Chart and figure data

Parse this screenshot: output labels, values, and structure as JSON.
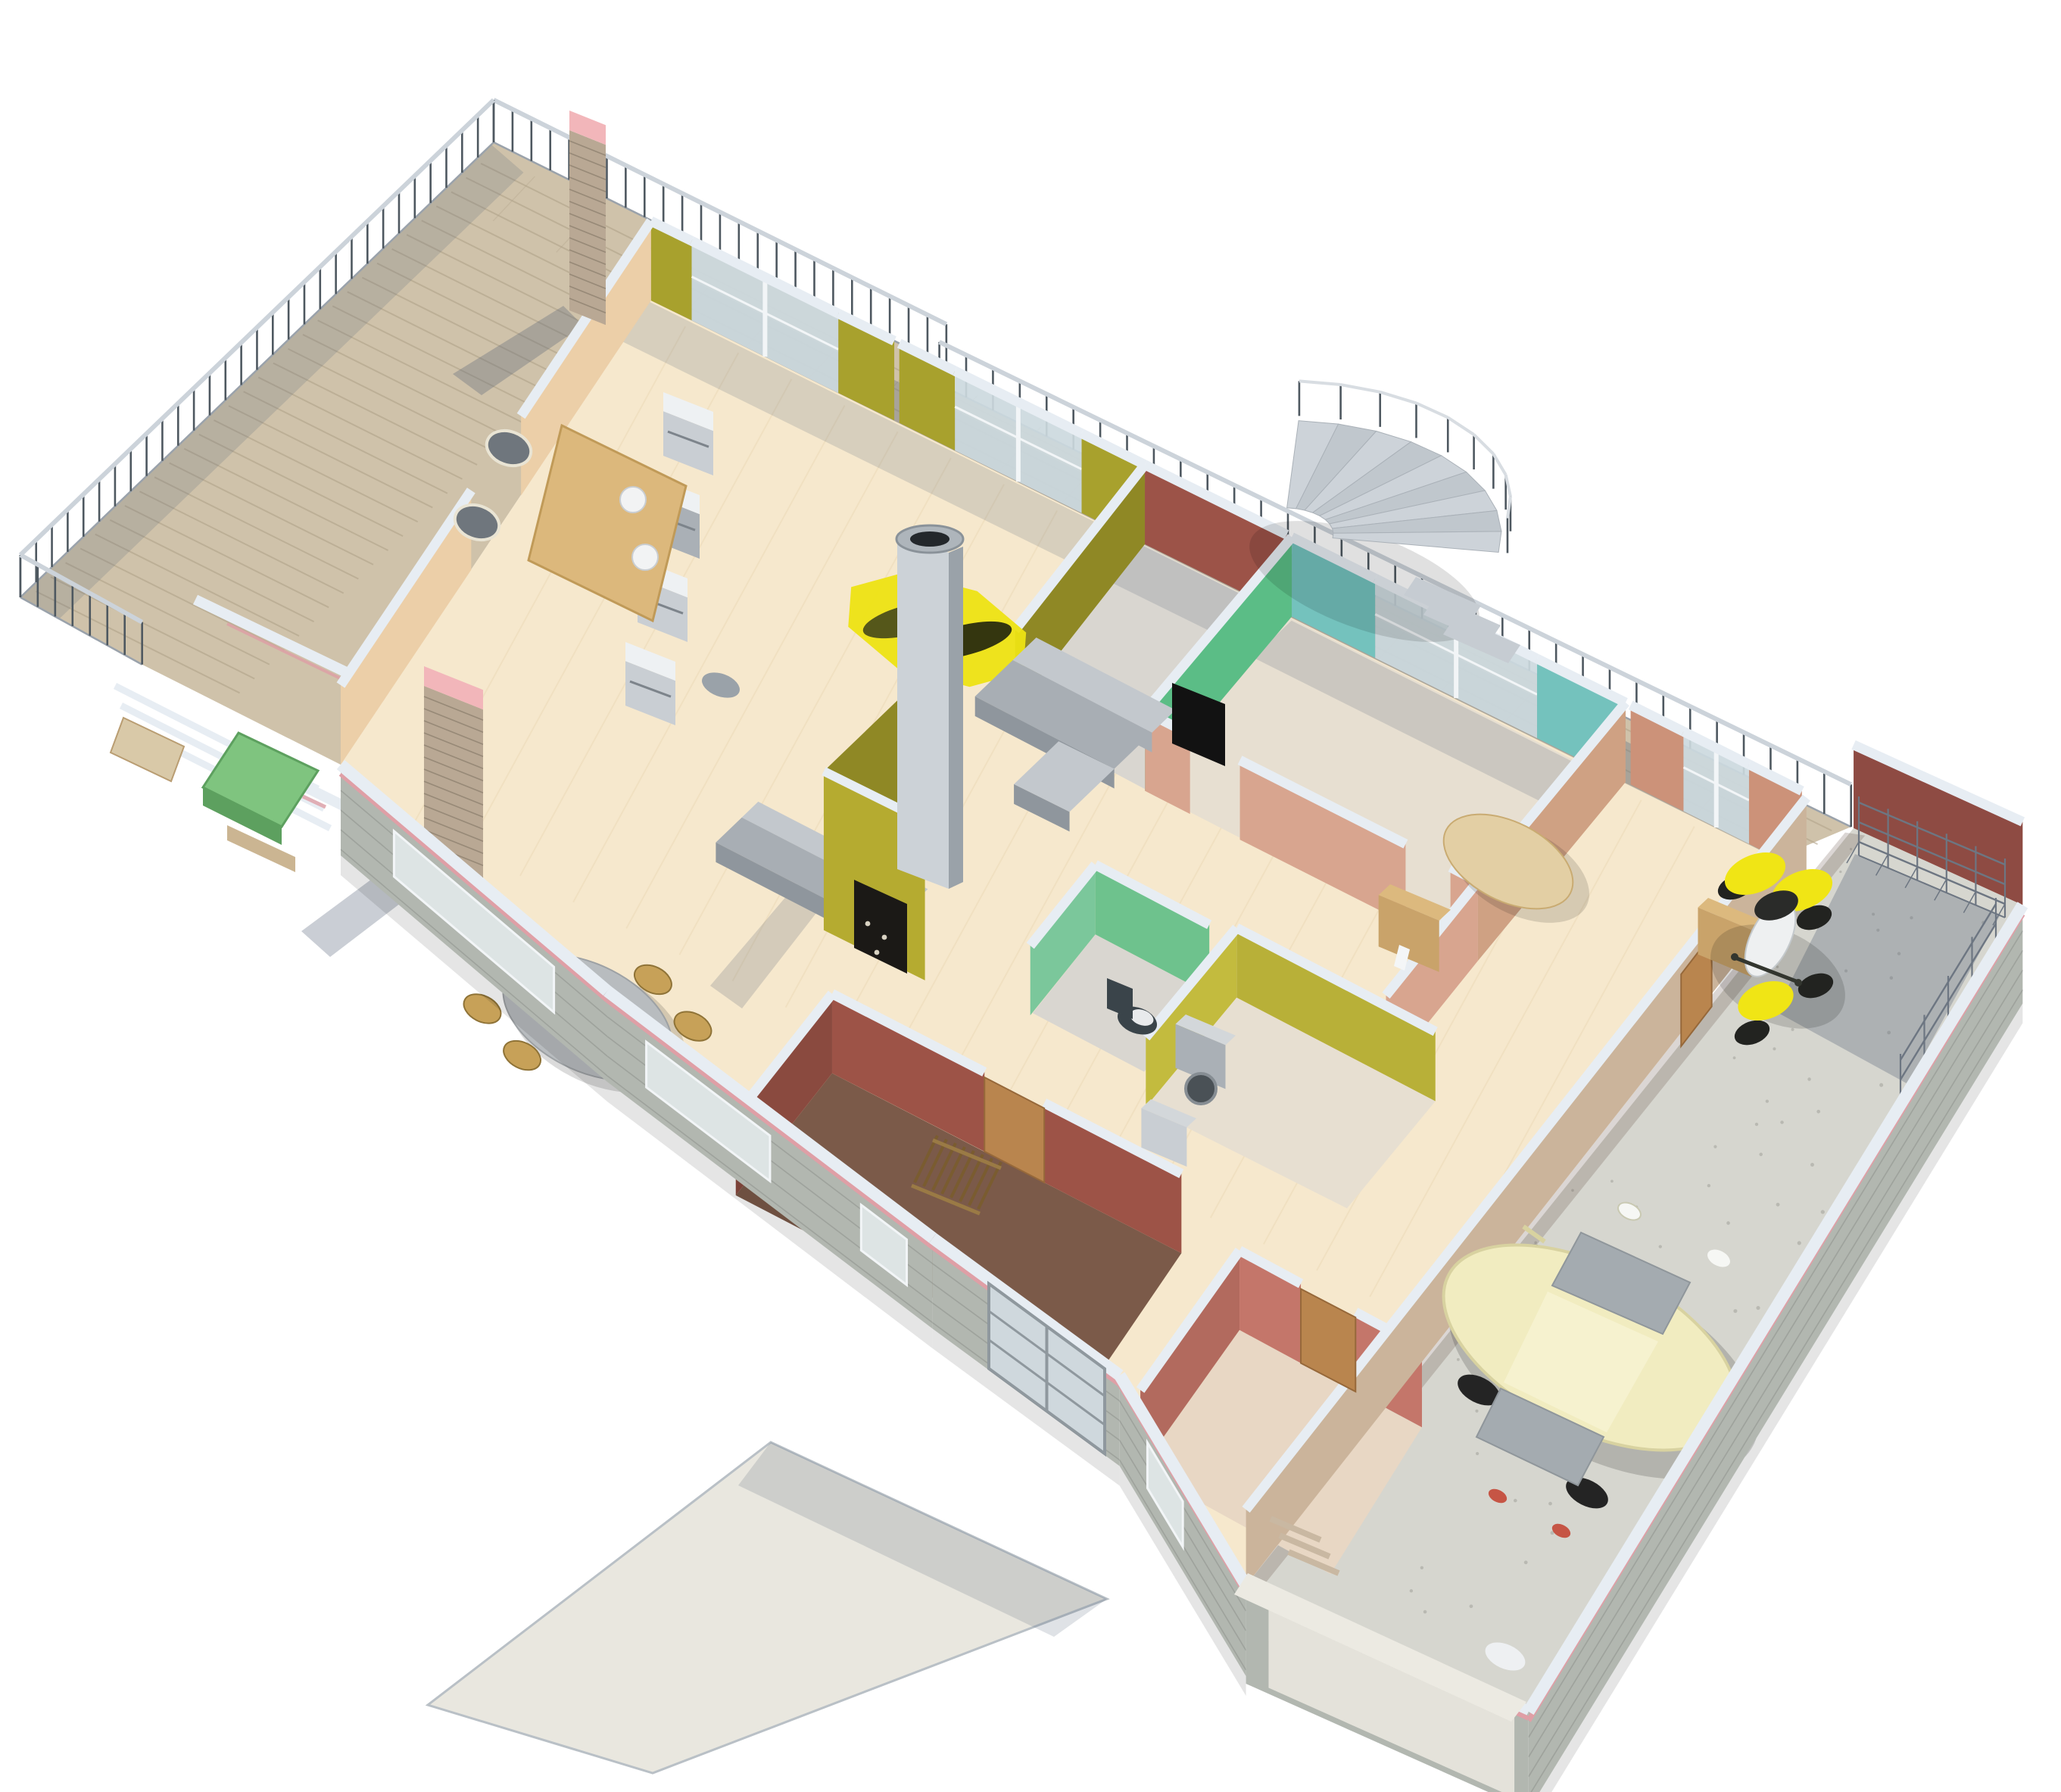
{
  "meta": {
    "title": "Isometric 3D floor plan rendering of a single-storey house with terrace and garage",
    "view": "axonometric-render",
    "visible_text": ""
  },
  "palette": {
    "bg": "#ffffff",
    "terraceTile": "#cfc2aa",
    "terraceStripe": "#b3a58c",
    "terraceLight": "#ddd2bd",
    "railPost": "#4e5860",
    "railTop": "#ccd3da",
    "wallCap": "#e7edf3",
    "wallCapShade": "#c9d2da",
    "brickFace": "#b2b7b0",
    "brickLine": "#9aa099",
    "pinkStripe": "#df9fa6",
    "peachWall": "#eccfa8",
    "oliveWall": "#a8a12d",
    "oliveDark": "#8f8825",
    "maroonWall": "#9c5348",
    "tealWall": "#74c2bd",
    "greenTV": "#5bbd86",
    "wcGreen": "#6ec28d",
    "utilOlive": "#b8b038",
    "salmonWall": "#cc9279",
    "entrySalmon": "#d8a58f",
    "red1Wall": "#9d5347",
    "red1Dark": "#8a4a3f",
    "red1Floor": "#7b5a49",
    "red2Wall": "#c4766a",
    "red2Dark": "#b26a5e",
    "red2Floor": "#e8d7c4",
    "parquet": "#f6e8cd",
    "parquetLine": "#ecd9b6",
    "carpet": "#e7dfd1",
    "stairFloor": "#d9d6d0",
    "glass": "#ccd9de",
    "glassFrame": "#f2f5f7",
    "woodDoor": "#b9854e",
    "woodLight": "#c9a36a",
    "woodTop": "#dcb97e",
    "steel": "#ccd2d7",
    "steelDark": "#9aa2a9",
    "applGray": "#c9ced3",
    "applDark": "#aab0b6",
    "sofaTop": "#c3c8cd",
    "sofaFront": "#a8aeb4",
    "sofaShade": "#8f969d",
    "tableGray": "#b8bcbf",
    "chairWood": "#c7a158",
    "rugYellow": "#ede313",
    "fanDark": "#55571a",
    "fanDarker": "#34360f",
    "fireOlive": "#b5ab30",
    "firebox": "#1b1916",
    "garageFloor": "#d6d6cf",
    "garageWallRed": "#8e4b43",
    "rack": "#6d7682",
    "carBody": "#f1ecc0",
    "carGlass": "#a4abb0",
    "carShade": "#d8d2a0",
    "quadYellow": "#f0e515",
    "quadBlack": "#222320",
    "quadWhite": "#eef0f1",
    "walkway": "#e9e7df",
    "toiletDark": "#3a444a",
    "shadow": "rgba(78,93,116,0.30)",
    "shadowSoft": "rgba(78,93,116,0.18)",
    "pinkTop": "#f2b6ba",
    "brickPillar": "#b9a894"
  },
  "scene": {
    "rooms": [
      {
        "id": "terrace",
        "wall": "railing",
        "floor": "terraceTile"
      },
      {
        "id": "living-room",
        "wall": "oliveWall",
        "floor": "parquet"
      },
      {
        "id": "dining-area",
        "wall": "peachWall",
        "floor": "parquet"
      },
      {
        "id": "stair-hall",
        "wall": "maroonWall",
        "floor": "stairFloor"
      },
      {
        "id": "bedroom-teal",
        "wall": "tealWall",
        "floor": "carpet"
      },
      {
        "id": "bedroom-salmon",
        "wall": "salmonWall",
        "floor": "parquet"
      },
      {
        "id": "wc",
        "wall": "wcGreen",
        "floor": "stairFloor"
      },
      {
        "id": "utility-room",
        "wall": "utilOlive",
        "floor": "carpet"
      },
      {
        "id": "entry-hall",
        "wall": "entrySalmon",
        "floor": "parquet"
      },
      {
        "id": "bedroom-red",
        "wall": "red1Wall",
        "floor": "red1Floor"
      },
      {
        "id": "bedroom-rose",
        "wall": "red2Wall",
        "floor": "red2Floor"
      },
      {
        "id": "garage",
        "wall": "garageWallRed",
        "floor": "garageFloor"
      }
    ],
    "furniture": [
      "kitchen-appliances",
      "yellow-rug",
      "ceiling-fan",
      "sectional-sofa",
      "sofa",
      "fireplace",
      "chimney",
      "dining-table",
      "dining-chairs",
      "spiral-staircase",
      "tv-panel",
      "coffee-table",
      "wardrobe",
      "washing-machine",
      "dryer",
      "toilet",
      "shoe-rack",
      "outdoor-table",
      "outdoor-chairs",
      "planter-box",
      "garden-bench",
      "storage-racks",
      "front-door",
      "room-doors"
    ],
    "vehicles": [
      {
        "id": "car",
        "color": "carBody"
      },
      {
        "id": "quad-bike",
        "color": "quadYellow"
      }
    ]
  }
}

Task statement
Go through the entries above and print each one exactly, minus the pictures.

Answer for this exercise
Parse this screenshot: output labels, values, and structure as JSON.
{
  "meta": {
    "title": "Isometric 3D floor plan rendering of a single-storey house with terrace and garage",
    "view": "axonometric-render",
    "visible_text": ""
  },
  "palette": {
    "bg": "#ffffff",
    "terraceTile": "#cfc2aa",
    "terraceStripe": "#b3a58c",
    "terraceLight": "#ddd2bd",
    "railPost": "#4e5860",
    "railTop": "#ccd3da",
    "wallCap": "#e7edf3",
    "wallCapShade": "#c9d2da",
    "brickFace": "#b2b7b0",
    "brickLine": "#9aa099",
    "pinkStripe": "#df9fa6",
    "peachWall": "#eccfa8",
    "oliveWall": "#a8a12d",
    "oliveDark": "#8f8825",
    "maroonWall": "#9c5348",
    "tealWall": "#74c2bd",
    "greenTV": "#5bbd86",
    "wcGreen": "#6ec28d",
    "utilOlive": "#b8b038",
    "salmonWall": "#cc9279",
    "entrySalmon": "#d8a58f",
    "red1Wall": "#9d5347",
    "red1Dark": "#8a4a3f",
    "red1Floor": "#7b5a49",
    "red2Wall": "#c4766a",
    "red2Dark": "#b26a5e",
    "red2Floor": "#e8d7c4",
    "parquet": "#f6e8cd",
    "parquetLine": "#ecd9b6",
    "carpet": "#e7dfd1",
    "stairFloor": "#d9d6d0",
    "glass": "#ccd9de",
    "glassFrame": "#f2f5f7",
    "woodDoor": "#b9854e",
    "woodLight": "#c9a36a",
    "woodTop": "#dcb97e",
    "steel": "#ccd2d7",
    "steelDark": "#9aa2a9",
    "applGray": "#c9ced3",
    "applDark": "#aab0b6",
    "sofaTop": "#c3c8cd",
    "sofaFront": "#a8aeb4",
    "sofaShade": "#8f969d",
    "tableGray": "#b8bcbf",
    "chairWood": "#c7a158",
    "rugYellow": "#ede313",
    "fanDark": "#55571a",
    "fanDarker": "#34360f",
    "fireOlive": "#b5ab30",
    "firebox": "#1b1916",
    "garageFloor": "#d6d6cf",
    "garageWallRed": "#8e4b43",
    "rack": "#6d7682",
    "carBody": "#f1ecc0",
    "carGlass": "#a4abb0",
    "carShade": "#d8d2a0",
    "quadYellow": "#f0e515",
    "quadBlack": "#222320",
    "quadWhite": "#eef0f1",
    "walkway": "#e9e7df",
    "toiletDark": "#3a444a",
    "shadow": "rgba(78,93,116,0.30)",
    "shadowSoft": "rgba(78,93,116,0.18)",
    "pinkTop": "#f2b6ba",
    "brickPillar": "#b9a894"
  },
  "scene": {
    "rooms": [
      {
        "id": "terrace",
        "wall": "railing",
        "floor": "terraceTile"
      },
      {
        "id": "living-room",
        "wall": "oliveWall",
        "floor": "parquet"
      },
      {
        "id": "dining-area",
        "wall": "peachWall",
        "floor": "parquet"
      },
      {
        "id": "stair-hall",
        "wall": "maroonWall",
        "floor": "stairFloor"
      },
      {
        "id": "bedroom-teal",
        "wall": "tealWall",
        "floor": "carpet"
      },
      {
        "id": "bedroom-salmon",
        "wall": "salmonWall",
        "floor": "parquet"
      },
      {
        "id": "wc",
        "wall": "wcGreen",
        "floor": "stairFloor"
      },
      {
        "id": "utility-room",
        "wall": "utilOlive",
        "floor": "carpet"
      },
      {
        "id": "entry-hall",
        "wall": "entrySalmon",
        "floor": "parquet"
      },
      {
        "id": "bedroom-red",
        "wall": "red1Wall",
        "floor": "red1Floor"
      },
      {
        "id": "bedroom-rose",
        "wall": "red2Wall",
        "floor": "red2Floor"
      },
      {
        "id": "garage",
        "wall": "garageWallRed",
        "floor": "garageFloor"
      }
    ],
    "furniture": [
      "kitchen-appliances",
      "yellow-rug",
      "ceiling-fan",
      "sectional-sofa",
      "sofa",
      "fireplace",
      "chimney",
      "dining-table",
      "dining-chairs",
      "spiral-staircase",
      "tv-panel",
      "coffee-table",
      "wardrobe",
      "washing-machine",
      "dryer",
      "toilet",
      "shoe-rack",
      "outdoor-table",
      "outdoor-chairs",
      "planter-box",
      "garden-bench",
      "storage-racks",
      "front-door",
      "room-doors"
    ],
    "vehicles": [
      {
        "id": "car",
        "color": "carBody"
      },
      {
        "id": "quad-bike",
        "color": "quadYellow"
      }
    ]
  }
}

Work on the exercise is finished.